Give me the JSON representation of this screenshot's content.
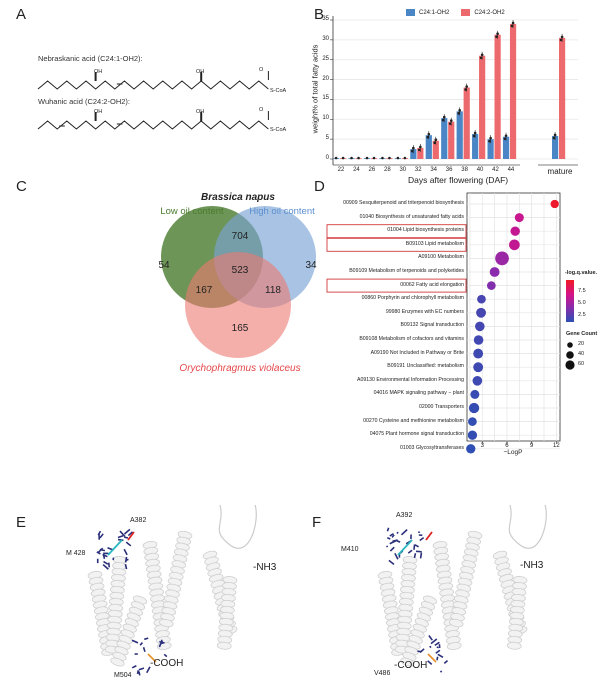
{
  "panels": {
    "a": "A",
    "b": "B",
    "c": "C",
    "d": "D",
    "e": "E",
    "f": "F"
  },
  "structures": {
    "nebraskanic": {
      "name": "Nebraskanic acid (C24:1-OH2):",
      "oh": "OH",
      "o": "O",
      "coa": "S-CoA"
    },
    "wuhanic": {
      "name": "Wuhanic acid (C24:2-OH2):",
      "oh": "OH",
      "o": "O",
      "coa": "S-CoA"
    }
  },
  "venn": {
    "title": "Brassica napus",
    "sets": [
      {
        "name": "Low oil content",
        "color": "#4a7a2e"
      },
      {
        "name": "High oil content",
        "color": "#5b8fd0"
      },
      {
        "name": "Orychophragmus violaceus",
        "color": "#e5474a"
      }
    ],
    "counts": {
      "low_only": "54",
      "low_high": "704",
      "high_only": "34",
      "all": "523",
      "low_ory": "167",
      "high_ory": "118",
      "ory_only": "165"
    }
  },
  "chart_data": [
    {
      "type": "bar",
      "xlabel": "Days after flowering (DAF)",
      "ylabel": "weight% of total fatty acids",
      "categories": [
        "22",
        "24",
        "26",
        "28",
        "30",
        "32",
        "34",
        "36",
        "38",
        "40",
        "42",
        "44",
        "mature"
      ],
      "ylim": [
        0,
        35
      ],
      "yticks": [
        "0",
        "5",
        "10",
        "15",
        "20",
        "25",
        "30",
        "35"
      ],
      "grid": "horizontal",
      "legend": "top",
      "series": [
        {
          "name": "C24:1-OH2",
          "color": "#4a86c5",
          "values": [
            0,
            0,
            0,
            0,
            0,
            2.5,
            6,
            10.3,
            12,
            6.3,
            5,
            5.6,
            5.8
          ]
        },
        {
          "name": "C24:2-OH2",
          "color": "#ec6a6e",
          "values": [
            0,
            0,
            0,
            0,
            0,
            2.8,
            4.6,
            9.4,
            18,
            26,
            31.3,
            34,
            30.5
          ]
        }
      ]
    },
    {
      "type": "scatter",
      "xlabel": "−LogP",
      "xticks": [
        "3",
        "6",
        "9",
        "12"
      ],
      "xlim": [
        1.1,
        12.3
      ],
      "categories": [
        "00909 Sesquiterpenoid and triterpenoid biosynthesis",
        "01040 Biosynthesis of unsaturated fatty acids",
        "01004 Lipid biosynthesis proteins",
        "B09103 Lipid metabolism",
        "A09100 Metabolism",
        "B09109 Metabolism of terpenoids and polyketides",
        "00062 Fatty acid elongation",
        "00860 Porphyrin and chlorophyll metabolism",
        "99980 Enzymes with EC numbers",
        "B09132 Signal transduction",
        "B09108 Metabolism of cofactors and vitamins",
        "A09190 Not Included in Pathway or Brite",
        "B09191 Unclassified: metabolism",
        "A09130 Environmental Information Processing",
        "04016 MAPK signaling pathway − plant",
        "02000 Transporters",
        "00270 Cysteine and methionine metabolism",
        "04075 Plant hormone signal transduction",
        "01003 Glycosyltransferases"
      ],
      "highlighted": [
        "01004 Lipid biosynthesis proteins",
        "B09103 Lipid metabolism",
        "00062 Fatty acid elongation"
      ],
      "logP": [
        11.8,
        7.5,
        7.0,
        6.9,
        5.4,
        4.5,
        4.1,
        2.9,
        2.85,
        2.7,
        2.55,
        2.5,
        2.5,
        2.4,
        2.1,
        2.0,
        1.8,
        1.8,
        1.6
      ],
      "qvalue": [
        8.8,
        6.6,
        6.4,
        6.3,
        4.8,
        4.2,
        3.9,
        2.0,
        1.9,
        1.8,
        1.7,
        1.6,
        1.6,
        1.6,
        1.4,
        1.3,
        1.2,
        1.2,
        1.1
      ],
      "gene_count": [
        8,
        12,
        15,
        25,
        60,
        18,
        10,
        10,
        18,
        16,
        16,
        18,
        18,
        16,
        12,
        22,
        10,
        14,
        14
      ],
      "legend": {
        "color_title": "-log.q.value.",
        "color_ticks": [
          "7.5",
          "5.0",
          "2.5"
        ],
        "size_title": "Gene Count",
        "size_ticks": [
          "20",
          "40",
          "60"
        ],
        "placement": "right"
      }
    }
  ],
  "protein_e": {
    "nterm": "-NH3",
    "cterm": "-COOH",
    "res1": "A382",
    "res2": "M 428",
    "res3": "M504"
  },
  "protein_f": {
    "nterm": "-NH3",
    "cterm": "-COOH",
    "res1": "A392",
    "res2": "M410",
    "res3": "V486"
  }
}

◆ ◆ ◆ ◆ ◆

▸ Task statement:
I'd like every record transcribed exactly, with no pictures carried over.

▸ Exercise answer:
Give me the JSON representation of this screenshot's content.
{
  "panels": {
    "a": "A",
    "b": "B",
    "c": "C",
    "d": "D",
    "e": "E",
    "f": "F"
  },
  "structures": {
    "nebraskanic": {
      "name": "Nebraskanic acid (C24:1-OH2):",
      "oh": "OH",
      "o": "O",
      "coa": "S-CoA"
    },
    "wuhanic": {
      "name": "Wuhanic acid (C24:2-OH2):",
      "oh": "OH",
      "o": "O",
      "coa": "S-CoA"
    }
  },
  "venn": {
    "title": "Brassica napus",
    "sets": [
      {
        "name": "Low oil content",
        "color": "#4a7a2e"
      },
      {
        "name": "High oil content",
        "color": "#5b8fd0"
      },
      {
        "name": "Orychophragmus violaceus",
        "color": "#e5474a"
      }
    ],
    "counts": {
      "low_only": "54",
      "low_high": "704",
      "high_only": "34",
      "all": "523",
      "low_ory": "167",
      "high_ory": "118",
      "ory_only": "165"
    }
  },
  "chart_data": [
    {
      "type": "bar",
      "xlabel": "Days after flowering (DAF)",
      "ylabel": "weight% of total fatty acids",
      "categories": [
        "22",
        "24",
        "26",
        "28",
        "30",
        "32",
        "34",
        "36",
        "38",
        "40",
        "42",
        "44",
        "mature"
      ],
      "ylim": [
        0,
        35
      ],
      "yticks": [
        "0",
        "5",
        "10",
        "15",
        "20",
        "25",
        "30",
        "35"
      ],
      "grid": "horizontal",
      "legend": "top",
      "series": [
        {
          "name": "C24:1-OH2",
          "color": "#4a86c5",
          "values": [
            0,
            0,
            0,
            0,
            0,
            2.5,
            6,
            10.3,
            12,
            6.3,
            5,
            5.6,
            5.8
          ]
        },
        {
          "name": "C24:2-OH2",
          "color": "#ec6a6e",
          "values": [
            0,
            0,
            0,
            0,
            0,
            2.8,
            4.6,
            9.4,
            18,
            26,
            31.3,
            34,
            30.5
          ]
        }
      ]
    },
    {
      "type": "scatter",
      "xlabel": "−LogP",
      "xticks": [
        "3",
        "6",
        "9",
        "12"
      ],
      "xlim": [
        1.1,
        12.3
      ],
      "categories": [
        "00909 Sesquiterpenoid and triterpenoid biosynthesis",
        "01040 Biosynthesis of unsaturated fatty acids",
        "01004 Lipid biosynthesis proteins",
        "B09103 Lipid metabolism",
        "A09100 Metabolism",
        "B09109 Metabolism of terpenoids and polyketides",
        "00062 Fatty acid elongation",
        "00860 Porphyrin and chlorophyll metabolism",
        "99980 Enzymes with EC numbers",
        "B09132 Signal transduction",
        "B09108 Metabolism of cofactors and vitamins",
        "A09190 Not Included in Pathway or Brite",
        "B09191 Unclassified: metabolism",
        "A09130 Environmental Information Processing",
        "04016 MAPK signaling pathway − plant",
        "02000 Transporters",
        "00270 Cysteine and methionine metabolism",
        "04075 Plant hormone signal transduction",
        "01003 Glycosyltransferases"
      ],
      "highlighted": [
        "01004 Lipid biosynthesis proteins",
        "B09103 Lipid metabolism",
        "00062 Fatty acid elongation"
      ],
      "logP": [
        11.8,
        7.5,
        7.0,
        6.9,
        5.4,
        4.5,
        4.1,
        2.9,
        2.85,
        2.7,
        2.55,
        2.5,
        2.5,
        2.4,
        2.1,
        2.0,
        1.8,
        1.8,
        1.6
      ],
      "qvalue": [
        8.8,
        6.6,
        6.4,
        6.3,
        4.8,
        4.2,
        3.9,
        2.0,
        1.9,
        1.8,
        1.7,
        1.6,
        1.6,
        1.6,
        1.4,
        1.3,
        1.2,
        1.2,
        1.1
      ],
      "gene_count": [
        8,
        12,
        15,
        25,
        60,
        18,
        10,
        10,
        18,
        16,
        16,
        18,
        18,
        16,
        12,
        22,
        10,
        14,
        14
      ],
      "legend": {
        "color_title": "-log.q.value.",
        "color_ticks": [
          "7.5",
          "5.0",
          "2.5"
        ],
        "size_title": "Gene Count",
        "size_ticks": [
          "20",
          "40",
          "60"
        ],
        "placement": "right"
      }
    }
  ],
  "protein_e": {
    "nterm": "-NH3",
    "cterm": "-COOH",
    "res1": "A382",
    "res2": "M 428",
    "res3": "M504"
  },
  "protein_f": {
    "nterm": "-NH3",
    "cterm": "-COOH",
    "res1": "A392",
    "res2": "M410",
    "res3": "V486"
  }
}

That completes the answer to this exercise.